[Data entries]
+ + + + +
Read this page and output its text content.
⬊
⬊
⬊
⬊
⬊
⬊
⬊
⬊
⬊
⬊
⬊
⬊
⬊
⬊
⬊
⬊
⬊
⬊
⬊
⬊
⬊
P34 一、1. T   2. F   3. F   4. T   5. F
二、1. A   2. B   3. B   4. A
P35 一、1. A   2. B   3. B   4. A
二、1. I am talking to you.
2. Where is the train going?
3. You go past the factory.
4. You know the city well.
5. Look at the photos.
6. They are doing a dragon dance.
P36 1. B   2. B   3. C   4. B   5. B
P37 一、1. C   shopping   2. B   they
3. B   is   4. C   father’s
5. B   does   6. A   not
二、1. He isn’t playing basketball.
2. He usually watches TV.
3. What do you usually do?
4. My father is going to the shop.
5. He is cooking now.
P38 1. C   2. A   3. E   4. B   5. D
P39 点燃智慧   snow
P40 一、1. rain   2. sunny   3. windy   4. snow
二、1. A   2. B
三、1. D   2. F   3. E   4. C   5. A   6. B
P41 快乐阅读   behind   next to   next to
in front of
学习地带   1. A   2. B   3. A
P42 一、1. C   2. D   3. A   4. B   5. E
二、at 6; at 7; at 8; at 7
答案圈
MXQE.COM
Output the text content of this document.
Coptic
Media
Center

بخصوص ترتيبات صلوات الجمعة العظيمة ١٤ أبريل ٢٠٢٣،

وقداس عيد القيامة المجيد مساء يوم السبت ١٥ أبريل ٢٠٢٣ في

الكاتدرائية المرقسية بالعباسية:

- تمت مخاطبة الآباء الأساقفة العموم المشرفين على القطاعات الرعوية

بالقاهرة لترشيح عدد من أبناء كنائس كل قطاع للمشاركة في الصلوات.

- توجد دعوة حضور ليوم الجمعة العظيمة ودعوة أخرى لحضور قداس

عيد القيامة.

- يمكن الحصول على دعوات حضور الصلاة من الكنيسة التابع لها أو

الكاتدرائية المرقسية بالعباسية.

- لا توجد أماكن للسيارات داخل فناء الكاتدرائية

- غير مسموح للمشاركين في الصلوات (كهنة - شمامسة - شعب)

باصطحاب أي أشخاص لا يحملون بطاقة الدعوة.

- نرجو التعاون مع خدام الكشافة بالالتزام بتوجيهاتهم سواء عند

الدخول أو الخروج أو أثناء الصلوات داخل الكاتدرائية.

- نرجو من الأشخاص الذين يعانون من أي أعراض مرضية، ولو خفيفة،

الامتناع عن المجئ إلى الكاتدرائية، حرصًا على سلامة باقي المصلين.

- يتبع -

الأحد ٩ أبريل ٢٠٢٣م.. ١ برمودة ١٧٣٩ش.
+ + + + +
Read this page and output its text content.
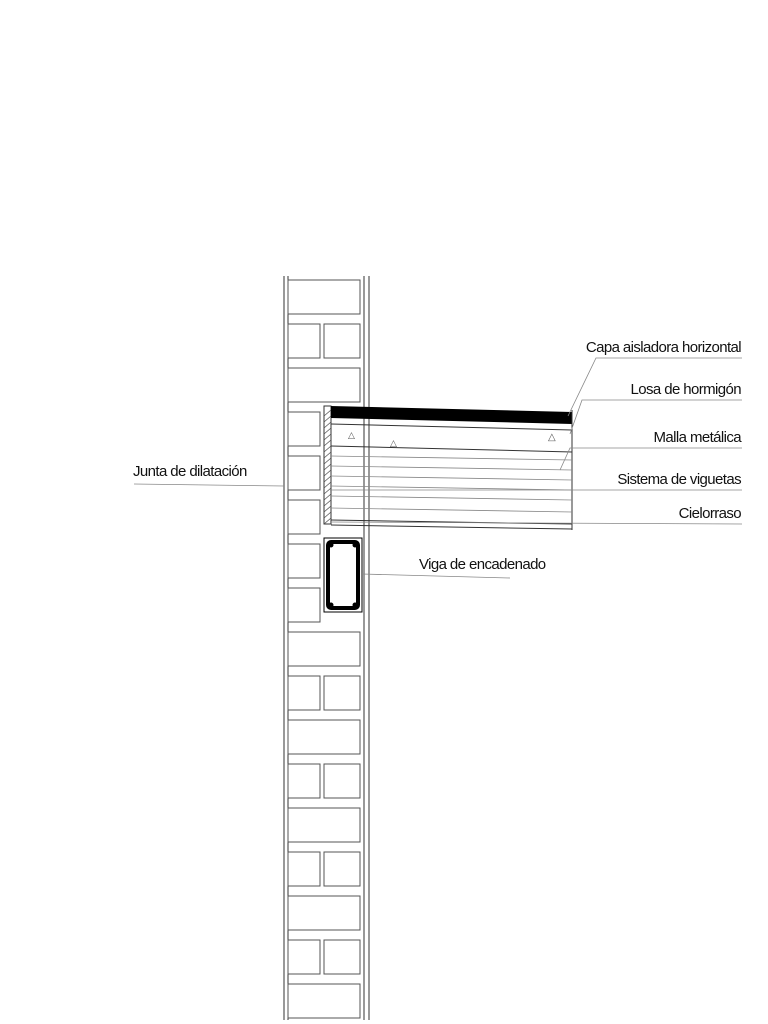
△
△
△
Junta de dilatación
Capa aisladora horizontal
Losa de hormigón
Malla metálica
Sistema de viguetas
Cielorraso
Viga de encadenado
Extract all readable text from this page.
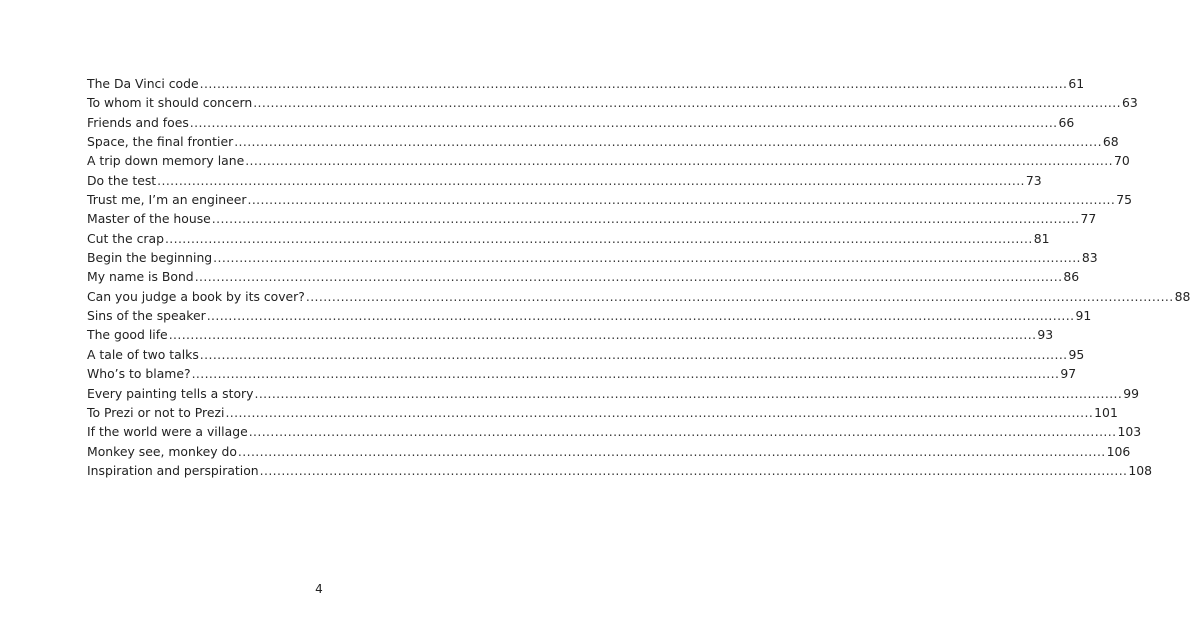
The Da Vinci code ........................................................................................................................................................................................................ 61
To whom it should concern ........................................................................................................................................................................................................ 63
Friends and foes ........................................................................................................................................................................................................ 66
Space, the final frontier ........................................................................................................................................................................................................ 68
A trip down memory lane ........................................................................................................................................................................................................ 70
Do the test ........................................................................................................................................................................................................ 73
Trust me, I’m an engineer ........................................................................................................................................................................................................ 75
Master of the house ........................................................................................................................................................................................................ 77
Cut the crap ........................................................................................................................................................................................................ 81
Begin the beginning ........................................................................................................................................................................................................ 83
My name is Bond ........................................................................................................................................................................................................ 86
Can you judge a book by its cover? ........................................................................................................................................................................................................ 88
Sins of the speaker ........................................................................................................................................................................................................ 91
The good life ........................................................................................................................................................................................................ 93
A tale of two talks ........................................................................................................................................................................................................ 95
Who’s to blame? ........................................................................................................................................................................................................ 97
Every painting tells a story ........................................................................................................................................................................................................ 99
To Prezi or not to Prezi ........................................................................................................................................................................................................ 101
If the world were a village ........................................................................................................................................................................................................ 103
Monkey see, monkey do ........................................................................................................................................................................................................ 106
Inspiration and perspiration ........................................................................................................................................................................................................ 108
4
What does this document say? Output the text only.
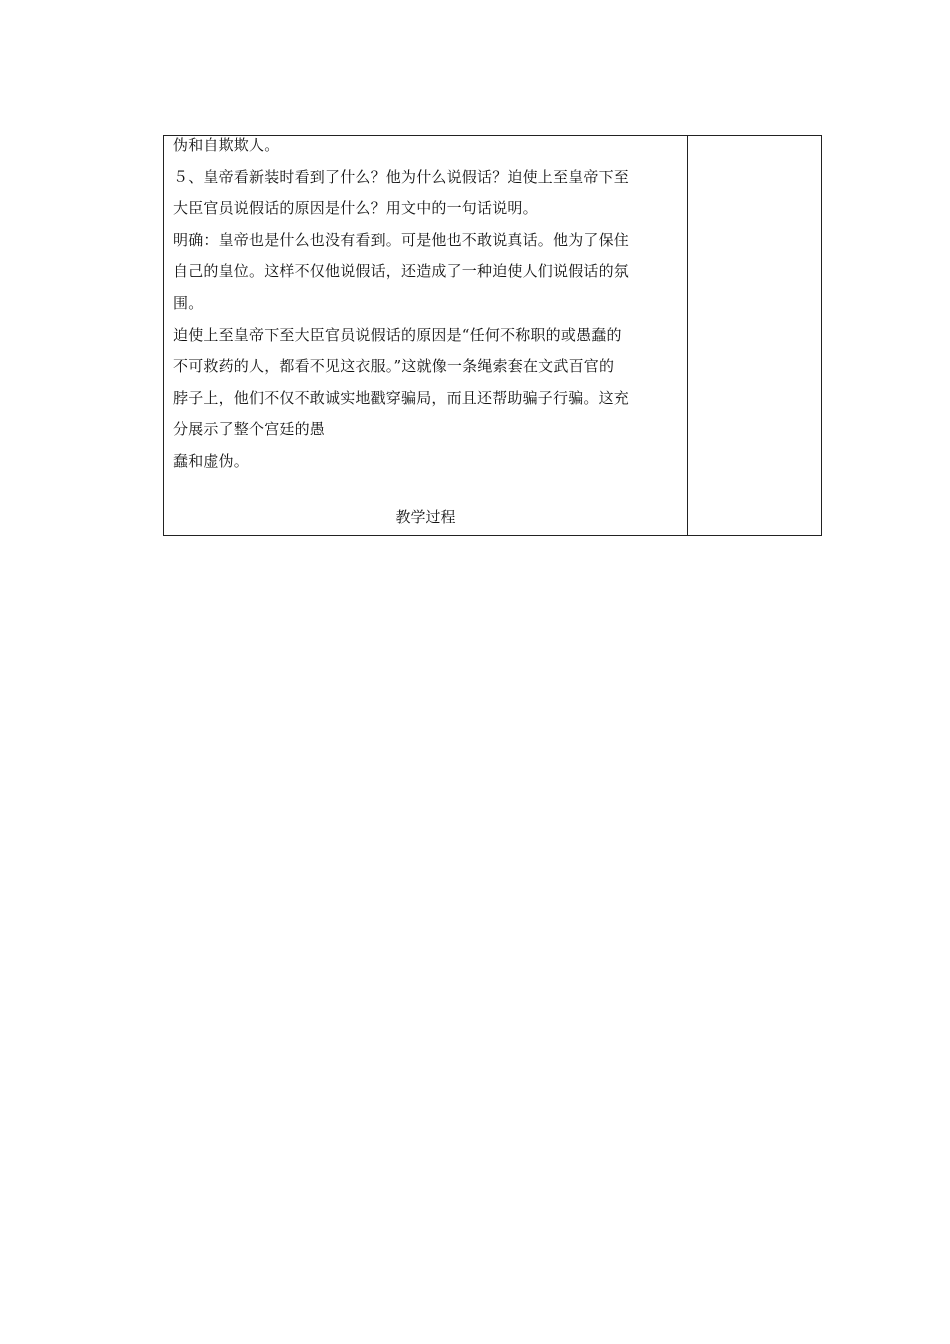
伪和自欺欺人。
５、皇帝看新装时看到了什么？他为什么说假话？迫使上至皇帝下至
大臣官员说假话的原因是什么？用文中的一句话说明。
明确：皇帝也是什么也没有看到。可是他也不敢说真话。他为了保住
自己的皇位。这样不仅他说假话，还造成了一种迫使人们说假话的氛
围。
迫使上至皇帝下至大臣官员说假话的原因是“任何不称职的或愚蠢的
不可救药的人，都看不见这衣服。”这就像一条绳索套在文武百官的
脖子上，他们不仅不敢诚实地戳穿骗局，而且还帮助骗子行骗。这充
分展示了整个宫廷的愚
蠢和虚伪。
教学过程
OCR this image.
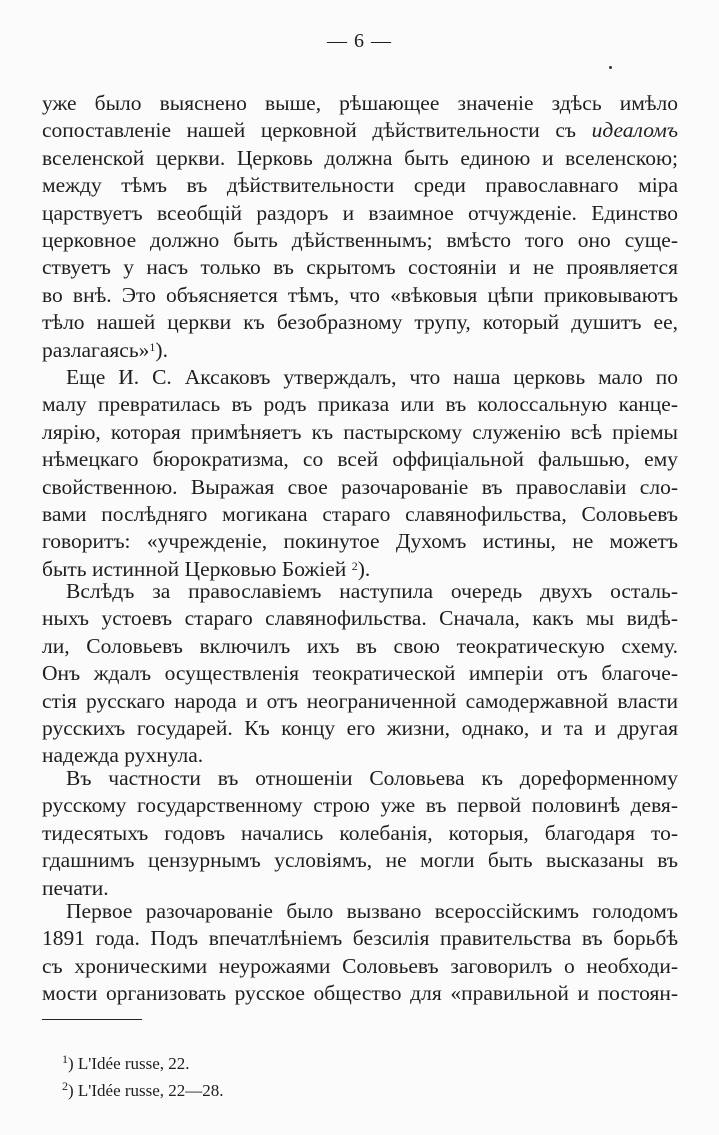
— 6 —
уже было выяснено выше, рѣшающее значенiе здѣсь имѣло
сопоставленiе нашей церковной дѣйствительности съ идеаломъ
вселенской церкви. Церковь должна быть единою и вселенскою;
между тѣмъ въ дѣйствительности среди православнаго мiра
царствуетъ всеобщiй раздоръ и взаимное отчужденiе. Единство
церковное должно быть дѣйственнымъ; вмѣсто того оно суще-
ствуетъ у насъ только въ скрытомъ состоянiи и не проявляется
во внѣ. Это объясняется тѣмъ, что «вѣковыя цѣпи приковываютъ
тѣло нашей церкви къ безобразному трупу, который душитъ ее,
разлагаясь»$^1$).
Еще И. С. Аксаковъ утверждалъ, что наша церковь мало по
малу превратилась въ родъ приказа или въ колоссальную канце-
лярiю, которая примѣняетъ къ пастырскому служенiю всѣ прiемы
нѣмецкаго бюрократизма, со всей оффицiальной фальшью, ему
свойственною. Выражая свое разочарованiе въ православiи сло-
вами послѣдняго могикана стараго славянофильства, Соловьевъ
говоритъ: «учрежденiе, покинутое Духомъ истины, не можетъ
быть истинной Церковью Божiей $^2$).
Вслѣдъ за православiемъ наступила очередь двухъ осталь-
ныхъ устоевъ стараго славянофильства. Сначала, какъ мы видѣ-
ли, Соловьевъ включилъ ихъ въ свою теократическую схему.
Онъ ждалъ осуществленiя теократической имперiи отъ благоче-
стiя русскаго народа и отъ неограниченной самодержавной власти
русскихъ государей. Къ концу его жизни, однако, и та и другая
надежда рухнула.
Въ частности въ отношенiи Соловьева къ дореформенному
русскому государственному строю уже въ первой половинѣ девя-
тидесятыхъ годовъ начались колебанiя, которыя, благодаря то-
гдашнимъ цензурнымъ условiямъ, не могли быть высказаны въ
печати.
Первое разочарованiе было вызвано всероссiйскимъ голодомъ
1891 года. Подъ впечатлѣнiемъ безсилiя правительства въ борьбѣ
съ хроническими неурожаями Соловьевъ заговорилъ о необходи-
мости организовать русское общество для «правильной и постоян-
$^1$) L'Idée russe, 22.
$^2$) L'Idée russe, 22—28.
+ + + + +
STATED GOAL >> Show every line where the string "توجد" appears.

RESPONSE TO THE EXERCISE >>
- توجد دعوة حضور ليوم الجمعة العظيمة ودعوة أخرى لحضور قداس
- لا توجد أماكن للسيارات داخل فناء الكاتدرائية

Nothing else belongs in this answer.